## RECORDS SUPPLIED
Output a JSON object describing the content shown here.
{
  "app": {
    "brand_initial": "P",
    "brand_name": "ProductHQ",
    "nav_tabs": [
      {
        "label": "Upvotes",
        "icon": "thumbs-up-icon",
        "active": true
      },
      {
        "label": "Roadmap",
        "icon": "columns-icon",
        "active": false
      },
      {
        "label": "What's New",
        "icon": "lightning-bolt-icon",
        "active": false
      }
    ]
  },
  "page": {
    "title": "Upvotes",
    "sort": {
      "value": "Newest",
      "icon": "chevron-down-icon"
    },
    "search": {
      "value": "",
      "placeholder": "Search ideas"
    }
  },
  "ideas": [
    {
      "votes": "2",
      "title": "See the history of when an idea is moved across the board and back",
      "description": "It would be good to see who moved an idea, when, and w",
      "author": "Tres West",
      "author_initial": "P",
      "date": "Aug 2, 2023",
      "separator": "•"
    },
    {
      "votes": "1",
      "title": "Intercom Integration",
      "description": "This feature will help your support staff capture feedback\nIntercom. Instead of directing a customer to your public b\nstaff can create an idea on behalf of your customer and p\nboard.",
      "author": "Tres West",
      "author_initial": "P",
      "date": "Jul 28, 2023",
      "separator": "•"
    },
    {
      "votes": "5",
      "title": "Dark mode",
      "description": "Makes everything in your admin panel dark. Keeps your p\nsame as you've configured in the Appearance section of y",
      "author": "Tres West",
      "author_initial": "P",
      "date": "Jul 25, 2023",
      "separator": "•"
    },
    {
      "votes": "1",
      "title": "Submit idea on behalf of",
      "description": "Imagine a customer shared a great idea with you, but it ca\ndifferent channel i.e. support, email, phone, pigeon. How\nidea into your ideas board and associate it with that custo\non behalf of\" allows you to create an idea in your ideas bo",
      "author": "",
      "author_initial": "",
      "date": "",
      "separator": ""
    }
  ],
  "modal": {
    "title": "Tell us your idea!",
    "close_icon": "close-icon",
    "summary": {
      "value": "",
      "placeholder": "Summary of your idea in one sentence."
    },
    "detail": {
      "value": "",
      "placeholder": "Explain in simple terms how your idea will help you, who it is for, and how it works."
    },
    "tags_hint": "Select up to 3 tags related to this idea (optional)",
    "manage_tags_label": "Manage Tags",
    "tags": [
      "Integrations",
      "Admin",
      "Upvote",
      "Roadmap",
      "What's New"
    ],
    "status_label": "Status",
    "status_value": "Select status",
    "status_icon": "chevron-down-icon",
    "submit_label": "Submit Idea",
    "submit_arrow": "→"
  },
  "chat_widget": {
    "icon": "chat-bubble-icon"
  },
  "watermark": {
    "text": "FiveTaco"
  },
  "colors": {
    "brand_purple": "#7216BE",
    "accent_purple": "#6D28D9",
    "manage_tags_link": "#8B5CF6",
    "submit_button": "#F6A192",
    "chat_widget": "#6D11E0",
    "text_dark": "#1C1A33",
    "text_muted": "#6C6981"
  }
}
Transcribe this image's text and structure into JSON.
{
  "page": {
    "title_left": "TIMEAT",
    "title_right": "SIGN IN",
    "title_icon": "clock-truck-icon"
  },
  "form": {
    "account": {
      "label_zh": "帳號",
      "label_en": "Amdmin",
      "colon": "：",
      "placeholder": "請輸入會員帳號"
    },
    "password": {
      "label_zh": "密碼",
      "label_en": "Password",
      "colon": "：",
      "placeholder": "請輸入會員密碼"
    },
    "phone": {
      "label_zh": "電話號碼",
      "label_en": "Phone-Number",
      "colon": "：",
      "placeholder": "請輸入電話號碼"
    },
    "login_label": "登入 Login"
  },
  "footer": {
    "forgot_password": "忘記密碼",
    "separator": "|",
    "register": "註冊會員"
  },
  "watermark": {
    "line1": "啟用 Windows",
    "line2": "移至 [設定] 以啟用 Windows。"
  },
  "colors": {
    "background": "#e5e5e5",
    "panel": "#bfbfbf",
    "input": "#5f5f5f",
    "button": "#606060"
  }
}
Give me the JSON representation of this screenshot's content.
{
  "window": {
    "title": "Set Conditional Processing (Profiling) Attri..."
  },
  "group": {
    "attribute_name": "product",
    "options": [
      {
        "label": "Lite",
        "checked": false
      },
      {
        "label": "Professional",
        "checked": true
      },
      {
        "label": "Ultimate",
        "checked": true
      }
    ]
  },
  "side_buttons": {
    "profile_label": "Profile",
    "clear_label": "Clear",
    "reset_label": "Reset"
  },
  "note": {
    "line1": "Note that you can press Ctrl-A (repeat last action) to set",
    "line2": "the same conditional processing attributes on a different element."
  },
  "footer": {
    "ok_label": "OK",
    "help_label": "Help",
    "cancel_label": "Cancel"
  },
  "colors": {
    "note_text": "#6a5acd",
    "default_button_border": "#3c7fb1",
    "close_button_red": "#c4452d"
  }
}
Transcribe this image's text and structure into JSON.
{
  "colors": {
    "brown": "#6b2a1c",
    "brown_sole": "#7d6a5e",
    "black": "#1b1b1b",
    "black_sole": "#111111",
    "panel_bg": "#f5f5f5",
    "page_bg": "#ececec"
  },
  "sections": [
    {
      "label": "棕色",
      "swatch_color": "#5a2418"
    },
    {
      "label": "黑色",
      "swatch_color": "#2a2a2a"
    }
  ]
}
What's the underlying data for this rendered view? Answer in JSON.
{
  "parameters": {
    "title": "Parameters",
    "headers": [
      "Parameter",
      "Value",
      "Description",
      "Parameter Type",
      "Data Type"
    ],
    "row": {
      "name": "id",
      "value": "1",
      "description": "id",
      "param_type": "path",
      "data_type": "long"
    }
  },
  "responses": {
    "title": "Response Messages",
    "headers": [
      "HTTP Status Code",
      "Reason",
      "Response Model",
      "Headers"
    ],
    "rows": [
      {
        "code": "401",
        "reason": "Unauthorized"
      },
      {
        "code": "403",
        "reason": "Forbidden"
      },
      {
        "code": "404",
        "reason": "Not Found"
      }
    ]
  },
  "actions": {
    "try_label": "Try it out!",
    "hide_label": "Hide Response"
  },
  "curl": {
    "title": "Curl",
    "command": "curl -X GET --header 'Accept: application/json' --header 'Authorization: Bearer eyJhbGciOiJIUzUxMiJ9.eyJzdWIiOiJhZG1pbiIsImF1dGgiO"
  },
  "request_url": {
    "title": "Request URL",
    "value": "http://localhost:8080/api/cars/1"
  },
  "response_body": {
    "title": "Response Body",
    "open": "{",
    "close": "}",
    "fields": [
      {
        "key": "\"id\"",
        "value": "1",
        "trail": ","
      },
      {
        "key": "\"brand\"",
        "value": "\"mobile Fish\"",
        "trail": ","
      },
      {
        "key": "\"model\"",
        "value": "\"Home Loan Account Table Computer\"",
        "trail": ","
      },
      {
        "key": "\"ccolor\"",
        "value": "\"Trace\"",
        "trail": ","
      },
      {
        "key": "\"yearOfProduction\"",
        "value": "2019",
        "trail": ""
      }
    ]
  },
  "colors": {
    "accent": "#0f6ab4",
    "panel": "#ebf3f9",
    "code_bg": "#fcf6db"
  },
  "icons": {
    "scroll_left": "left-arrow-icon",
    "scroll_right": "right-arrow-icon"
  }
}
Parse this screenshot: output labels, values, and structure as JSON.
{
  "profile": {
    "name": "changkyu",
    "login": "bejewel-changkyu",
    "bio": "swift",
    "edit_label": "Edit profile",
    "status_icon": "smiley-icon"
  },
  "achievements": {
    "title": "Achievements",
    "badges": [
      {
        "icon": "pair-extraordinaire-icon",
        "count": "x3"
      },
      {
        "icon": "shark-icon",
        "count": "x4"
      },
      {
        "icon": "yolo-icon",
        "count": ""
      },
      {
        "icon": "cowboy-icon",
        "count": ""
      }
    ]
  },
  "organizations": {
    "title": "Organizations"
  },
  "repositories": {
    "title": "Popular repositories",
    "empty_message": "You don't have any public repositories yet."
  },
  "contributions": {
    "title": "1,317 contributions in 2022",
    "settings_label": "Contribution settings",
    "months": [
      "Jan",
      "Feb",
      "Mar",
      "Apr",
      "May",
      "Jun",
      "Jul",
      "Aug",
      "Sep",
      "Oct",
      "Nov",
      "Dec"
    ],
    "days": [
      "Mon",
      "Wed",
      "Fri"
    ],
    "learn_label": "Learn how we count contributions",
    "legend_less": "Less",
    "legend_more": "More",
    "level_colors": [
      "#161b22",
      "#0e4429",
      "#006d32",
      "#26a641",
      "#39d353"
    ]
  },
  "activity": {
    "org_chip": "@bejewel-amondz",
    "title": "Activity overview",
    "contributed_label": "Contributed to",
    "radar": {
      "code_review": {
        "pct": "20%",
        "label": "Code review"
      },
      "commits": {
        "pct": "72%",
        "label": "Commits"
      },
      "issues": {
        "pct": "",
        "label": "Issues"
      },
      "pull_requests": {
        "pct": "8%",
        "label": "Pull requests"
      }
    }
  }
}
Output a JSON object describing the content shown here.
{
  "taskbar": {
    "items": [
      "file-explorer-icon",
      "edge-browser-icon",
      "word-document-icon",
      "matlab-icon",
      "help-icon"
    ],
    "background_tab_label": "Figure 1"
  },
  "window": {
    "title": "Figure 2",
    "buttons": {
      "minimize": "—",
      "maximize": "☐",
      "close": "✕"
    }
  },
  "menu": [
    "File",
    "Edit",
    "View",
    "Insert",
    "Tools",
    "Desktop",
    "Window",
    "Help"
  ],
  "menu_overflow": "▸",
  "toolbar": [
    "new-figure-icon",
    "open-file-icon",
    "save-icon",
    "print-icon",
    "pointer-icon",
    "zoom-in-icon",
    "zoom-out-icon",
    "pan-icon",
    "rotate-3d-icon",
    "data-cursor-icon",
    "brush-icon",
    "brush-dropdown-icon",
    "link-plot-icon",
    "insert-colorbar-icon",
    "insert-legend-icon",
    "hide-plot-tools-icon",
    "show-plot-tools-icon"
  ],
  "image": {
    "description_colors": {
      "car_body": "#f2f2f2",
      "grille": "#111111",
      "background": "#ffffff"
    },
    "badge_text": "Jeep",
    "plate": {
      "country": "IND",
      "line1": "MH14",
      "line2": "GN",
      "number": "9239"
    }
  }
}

## WHAT TO DO
Gather up, from the records above, each line where the word "plot" appears.

## RESULT OF THIS TASK
    "link-plot-icon",
    "hide-plot-tools-icon",
    "show-plot-tools-icon"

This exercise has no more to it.